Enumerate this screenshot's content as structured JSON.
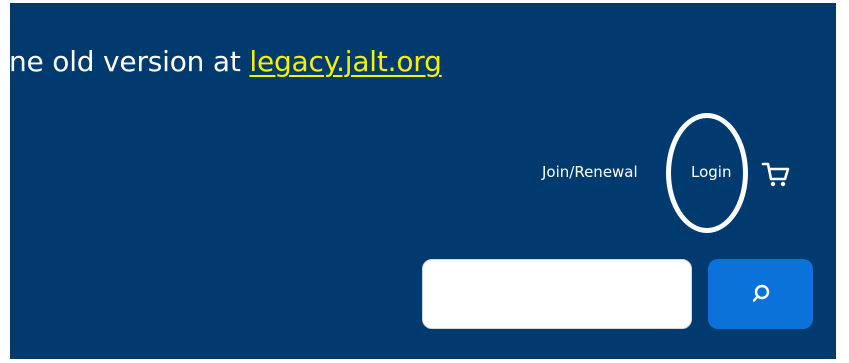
{
  "banner": {
    "prefix": "ne old version at ",
    "link": "legacy.jalt.org"
  },
  "nav": {
    "join": "Join/Renewal",
    "login": "Login"
  },
  "icons": {
    "cart": "shopping-cart-icon",
    "search": "search-icon"
  },
  "search": {
    "value": "",
    "placeholder": ""
  },
  "colors": {
    "background": "#013a6f",
    "link": "#f5f100",
    "search_button": "#0b72da",
    "annotation": "#ffffff"
  }
}
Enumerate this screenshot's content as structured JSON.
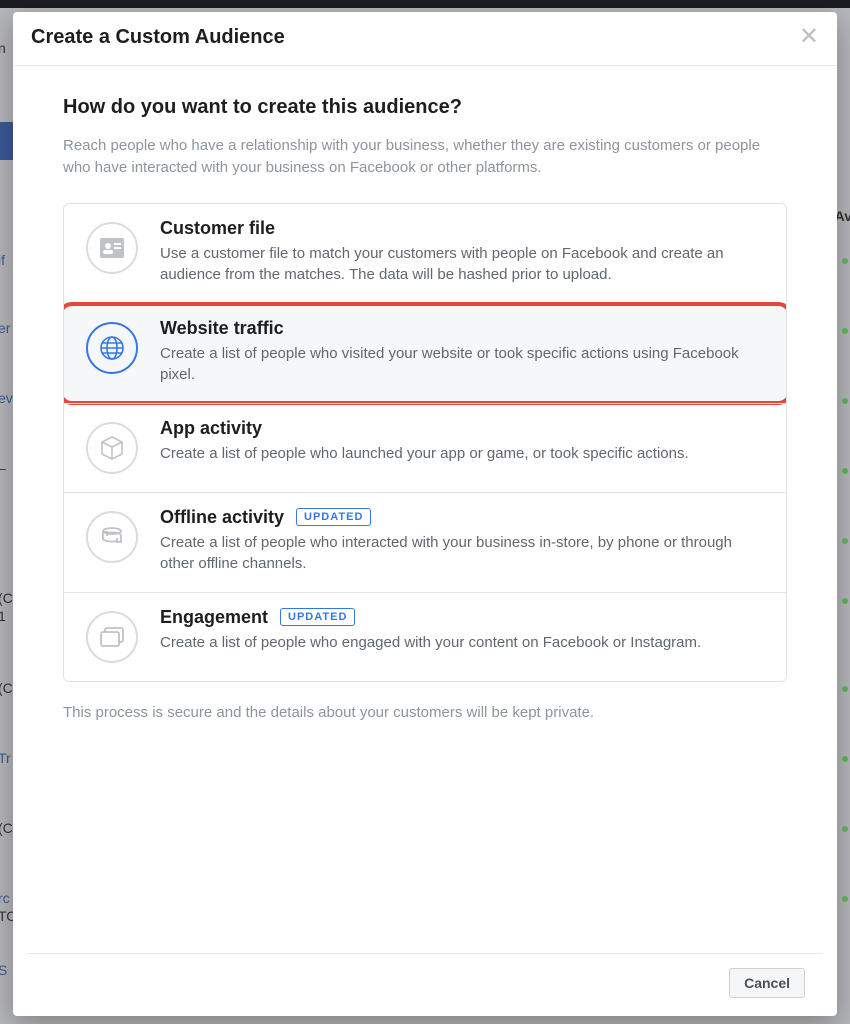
{
  "modal": {
    "title": "Create a Custom Audience",
    "subtitle": "How do you want to create this audience?",
    "lead": "Reach people who have a relationship with your business, whether they are existing customers or people who have interacted with your business on Facebook or other platforms.",
    "footnote": "This process is secure and the details about your customers will be kept private.",
    "cancel": "Cancel"
  },
  "options": {
    "customer_file": {
      "title": "Customer file",
      "desc": "Use a customer file to match your customers with people on Facebook and create an audience from the matches. The data will be hashed prior to upload."
    },
    "website_traffic": {
      "title": "Website traffic",
      "desc": "Create a list of people who visited your website or took specific actions using Facebook pixel."
    },
    "app_activity": {
      "title": "App activity",
      "desc": "Create a list of people who launched your app or game, or took specific actions."
    },
    "offline_activity": {
      "title": "Offline activity",
      "badge": "UPDATED",
      "desc": "Create a list of people who interacted with your business in-store, by phone or through other offline channels."
    },
    "engagement": {
      "title": "Engagement",
      "badge": "UPDATED",
      "desc": "Create a list of people who engaged with your content on Facebook or Instagram."
    }
  },
  "bg": {
    "n": "n",
    "if": "if",
    "er": "er",
    "ev": "ev",
    "dash": "–",
    "c1": "(C",
    "one": "1",
    "c2": "(C",
    "tr": "Tr",
    "c3": "(C",
    "rc": "rc",
    "to": "TO",
    "s": "S",
    "av": "Av"
  }
}
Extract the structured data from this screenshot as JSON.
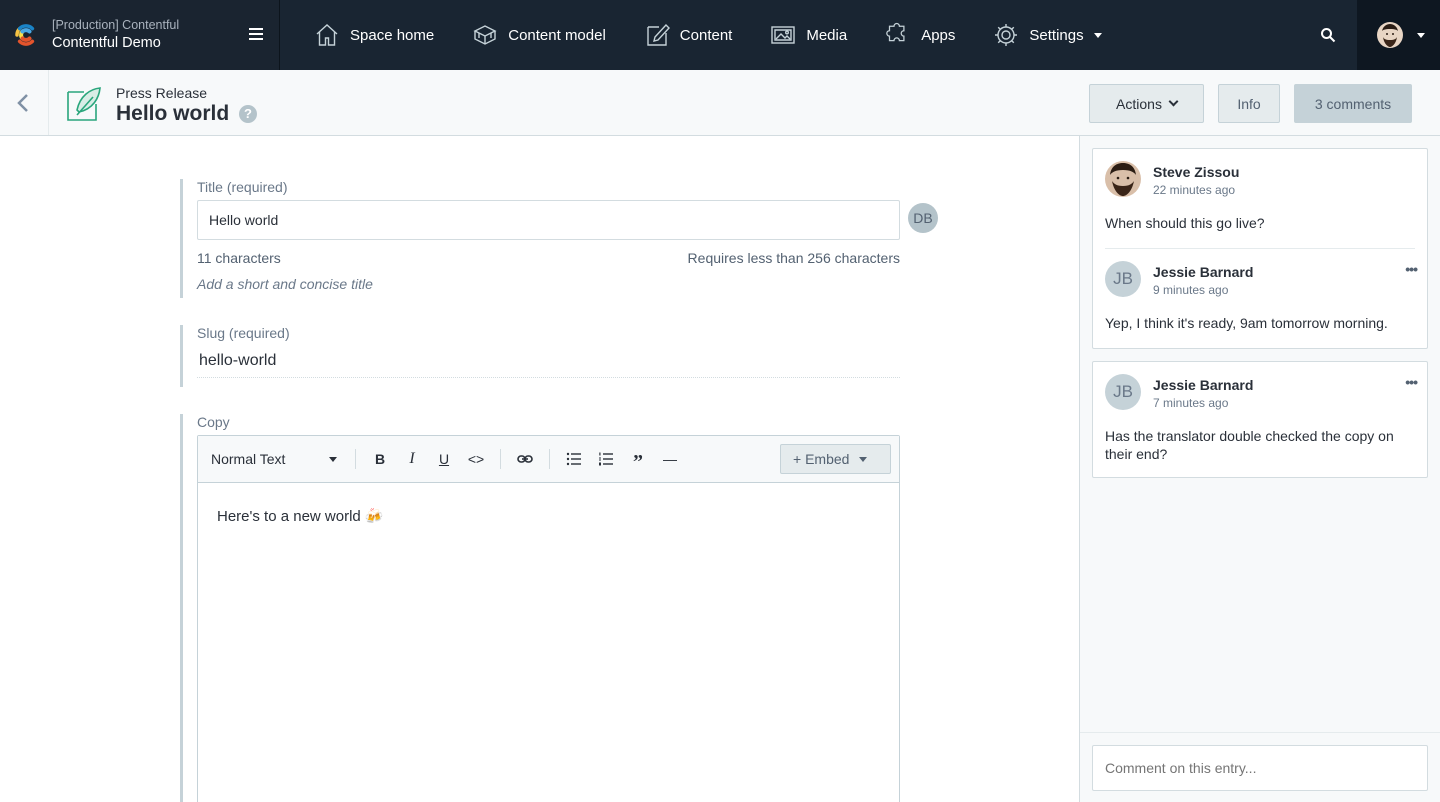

******

**AIM OF THE TASK:**
Reproduce each line word for word and drop the pictures.

**SOLUTION TO THE PROBLEM:**
Enumerate this screenshot's content as structured JSON.
{
  "banner": {
    "prefix": "ne old version at ",
    "link": "legacy.jalt.org"
  },
  "nav": {
    "join": "Join/Renewal",
    "login": "Login"
  },
  "icons": {
    "cart": "shopping-cart-icon",
    "search": "search-icon"
  },
  "search": {
    "value": "",
    "placeholder": ""
  },
  "colors": {
    "background": "#013a6f",
    "link": "#f5f100",
    "search_button": "#0b72da",
    "annotation": "#ffffff"
  }
}
Enumerate this screenshot's content as structured JSON.
{
  "modal": {
    "title": "Create a Custom Audience",
    "subtitle": "How do you want to create this audience?",
    "lead": "Reach people who have a relationship with your business, whether they are existing customers or people who have interacted with your business on Facebook or other platforms.",
    "footnote": "This process is secure and the details about your customers will be kept private.",
    "cancel": "Cancel"
  },
  "options": {
    "customer_file": {
      "title": "Customer file",
      "desc": "Use a customer file to match your customers with people on Facebook and create an audience from the matches. The data will be hashed prior to upload."
    },
    "website_traffic": {
      "title": "Website traffic",
      "desc": "Create a list of people who visited your website or took specific actions using Facebook pixel."
    },
    "app_activity": {
      "title": "App activity",
      "desc": "Create a list of people who launched your app or game, or took specific actions."
    },
    "offline_activity": {
      "title": "Offline activity",
      "badge": "UPDATED",
      "desc": "Create a list of people who interacted with your business in-store, by phone or through other offline channels."
    },
    "engagement": {
      "title": "Engagement",
      "badge": "UPDATED",
      "desc": "Create a list of people who engaged with your content on Facebook or Instagram."
    }
  },
  "bg": {
    "n": "n",
    "if": "if",
    "er": "er",
    "ev": "ev",
    "dash": "–",
    "c1": "(C",
    "one": "1",
    "c2": "(C",
    "tr": "Tr",
    "c3": "(C",
    "rc": "rc",
    "to": "TO",
    "s": "S",
    "av": "Av"
  }
}
Extract the structured data from this screenshot as JSON.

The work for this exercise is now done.